In the listing below, locate the line containing "Give me a plain-text"; reproduce that line and all lines that follow it, unchanged.
::: Data extract :::
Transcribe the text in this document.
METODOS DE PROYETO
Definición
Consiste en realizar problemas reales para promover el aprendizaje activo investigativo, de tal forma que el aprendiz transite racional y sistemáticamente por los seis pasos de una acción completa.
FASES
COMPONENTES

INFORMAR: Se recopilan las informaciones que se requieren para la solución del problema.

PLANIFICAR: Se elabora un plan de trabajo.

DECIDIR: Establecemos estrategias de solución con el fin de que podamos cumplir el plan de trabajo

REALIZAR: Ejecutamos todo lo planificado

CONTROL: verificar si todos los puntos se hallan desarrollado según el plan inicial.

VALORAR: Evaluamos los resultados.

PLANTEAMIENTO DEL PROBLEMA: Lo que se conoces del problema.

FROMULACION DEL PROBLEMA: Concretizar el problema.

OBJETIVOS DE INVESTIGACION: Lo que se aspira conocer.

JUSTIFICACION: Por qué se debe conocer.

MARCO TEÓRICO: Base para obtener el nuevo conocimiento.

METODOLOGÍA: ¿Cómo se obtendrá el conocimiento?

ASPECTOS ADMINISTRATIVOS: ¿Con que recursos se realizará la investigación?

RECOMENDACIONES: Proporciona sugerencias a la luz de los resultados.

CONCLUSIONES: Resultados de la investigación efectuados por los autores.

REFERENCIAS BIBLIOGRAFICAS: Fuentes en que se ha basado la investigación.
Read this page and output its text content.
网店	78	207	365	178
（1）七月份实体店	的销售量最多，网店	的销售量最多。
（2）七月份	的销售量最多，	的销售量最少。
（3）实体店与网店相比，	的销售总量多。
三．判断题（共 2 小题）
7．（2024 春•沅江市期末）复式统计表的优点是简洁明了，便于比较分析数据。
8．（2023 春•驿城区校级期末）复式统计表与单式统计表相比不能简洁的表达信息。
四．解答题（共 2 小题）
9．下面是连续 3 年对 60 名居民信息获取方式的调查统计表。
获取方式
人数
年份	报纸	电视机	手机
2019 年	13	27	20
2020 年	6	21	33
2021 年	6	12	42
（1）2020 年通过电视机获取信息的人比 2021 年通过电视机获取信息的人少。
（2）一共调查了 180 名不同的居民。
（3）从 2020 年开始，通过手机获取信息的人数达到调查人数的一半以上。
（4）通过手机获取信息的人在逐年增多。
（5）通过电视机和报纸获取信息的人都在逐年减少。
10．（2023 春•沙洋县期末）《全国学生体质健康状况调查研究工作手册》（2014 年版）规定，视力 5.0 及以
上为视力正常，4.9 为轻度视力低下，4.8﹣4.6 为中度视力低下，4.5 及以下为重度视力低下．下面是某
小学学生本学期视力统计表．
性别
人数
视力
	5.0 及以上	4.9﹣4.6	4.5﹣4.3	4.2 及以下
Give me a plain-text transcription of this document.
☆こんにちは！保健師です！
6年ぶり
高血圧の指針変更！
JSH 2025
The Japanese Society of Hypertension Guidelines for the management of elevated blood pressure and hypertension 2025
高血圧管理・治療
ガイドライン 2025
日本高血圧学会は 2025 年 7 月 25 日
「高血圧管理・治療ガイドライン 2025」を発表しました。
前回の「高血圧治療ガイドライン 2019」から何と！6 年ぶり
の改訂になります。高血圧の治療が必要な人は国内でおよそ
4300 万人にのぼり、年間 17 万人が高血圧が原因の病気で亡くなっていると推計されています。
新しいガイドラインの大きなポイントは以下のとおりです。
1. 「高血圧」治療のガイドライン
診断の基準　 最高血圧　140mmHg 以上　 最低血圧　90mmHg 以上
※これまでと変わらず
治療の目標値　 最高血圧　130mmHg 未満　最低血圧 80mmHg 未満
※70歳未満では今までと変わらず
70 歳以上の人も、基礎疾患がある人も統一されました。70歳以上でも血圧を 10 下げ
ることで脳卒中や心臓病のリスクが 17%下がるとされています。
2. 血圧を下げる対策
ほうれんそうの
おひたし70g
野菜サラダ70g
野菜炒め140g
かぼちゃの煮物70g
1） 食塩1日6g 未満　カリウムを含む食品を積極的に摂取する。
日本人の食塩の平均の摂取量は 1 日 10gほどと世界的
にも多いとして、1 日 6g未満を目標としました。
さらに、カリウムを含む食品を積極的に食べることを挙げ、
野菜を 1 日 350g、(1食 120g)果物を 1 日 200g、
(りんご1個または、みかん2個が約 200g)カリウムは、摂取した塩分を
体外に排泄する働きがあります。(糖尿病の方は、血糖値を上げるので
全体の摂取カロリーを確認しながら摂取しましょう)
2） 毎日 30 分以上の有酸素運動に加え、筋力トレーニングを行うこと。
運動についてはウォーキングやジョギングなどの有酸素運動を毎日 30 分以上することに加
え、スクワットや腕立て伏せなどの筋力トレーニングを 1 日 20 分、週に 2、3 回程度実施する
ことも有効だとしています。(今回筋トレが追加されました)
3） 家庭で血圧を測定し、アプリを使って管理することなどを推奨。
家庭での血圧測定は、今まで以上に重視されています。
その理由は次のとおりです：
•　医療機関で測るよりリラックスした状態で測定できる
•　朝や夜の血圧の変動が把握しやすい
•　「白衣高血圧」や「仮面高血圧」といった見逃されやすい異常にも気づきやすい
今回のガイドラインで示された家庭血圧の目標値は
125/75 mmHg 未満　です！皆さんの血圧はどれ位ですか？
:::
**Exercise result:**
Give me a plain-text transcription of this document.
☆こんにちは！保健師です！
6年ぶり
高血圧の指針変更！
JSH 2025
The Japanese Society of Hypertension Guidelines for the management of elevated blood pressure and hypertension 2025
高血圧管理・治療
ガイドライン 2025
日本高血圧学会は 2025 年 7 月 25 日
「高血圧管理・治療ガイドライン 2025」を発表しました。
前回の「高血圧治療ガイドライン 2019」から何と！6 年ぶり
の改訂になります。高血圧の治療が必要な人は国内でおよそ
4300 万人にのぼり、年間 17 万人が高血圧が原因の病気で亡くなっていると推計されています。
新しいガイドラインの大きなポイントは以下のとおりです。
1. 「高血圧」治療のガイドライン
診断の基準　 最高血圧　140mmHg 以上　 最低血圧　90mmHg 以上
※これまでと変わらず
治療の目標値　 最高血圧　130mmHg 未満　最低血圧 80mmHg 未満
※70歳未満では今までと変わらず
70 歳以上の人も、基礎疾患がある人も統一されました。70歳以上でも血圧を 10 下げ
ることで脳卒中や心臓病のリスクが 17%下がるとされています。
2. 血圧を下げる対策
ほうれんそうの
おひたし70g
野菜サラダ70g
野菜炒め140g
かぼちゃの煮物70g
1） 食塩1日6g 未満　カリウムを含む食品を積極的に摂取する。
日本人の食塩の平均の摂取量は 1 日 10gほどと世界的
にも多いとして、1 日 6g未満を目標としました。
さらに、カリウムを含む食品を積極的に食べることを挙げ、
野菜を 1 日 350g、(1食 120g)果物を 1 日 200g、
(りんご1個または、みかん2個が約 200g)カリウムは、摂取した塩分を
体外に排泄する働きがあります。(糖尿病の方は、血糖値を上げるので
全体の摂取カロリーを確認しながら摂取しましょう)
2） 毎日 30 分以上の有酸素運動に加え、筋力トレーニングを行うこと。
運動についてはウォーキングやジョギングなどの有酸素運動を毎日 30 分以上することに加
え、スクワットや腕立て伏せなどの筋力トレーニングを 1 日 20 分、週に 2、3 回程度実施する
ことも有効だとしています。(今回筋トレが追加されました)
3） 家庭で血圧を測定し、アプリを使って管理することなどを推奨。
家庭での血圧測定は、今まで以上に重視されています。
その理由は次のとおりです：
•　医療機関で測るよりリラックスした状態で測定できる
•　朝や夜の血圧の変動が把握しやすい
•　「白衣高血圧」や「仮面高血圧」といった見逃されやすい異常にも気づきやすい
今回のガイドラインで示された家庭血圧の目標値は
125/75 mmHg 未満　です！皆さんの血圧はどれ位ですか？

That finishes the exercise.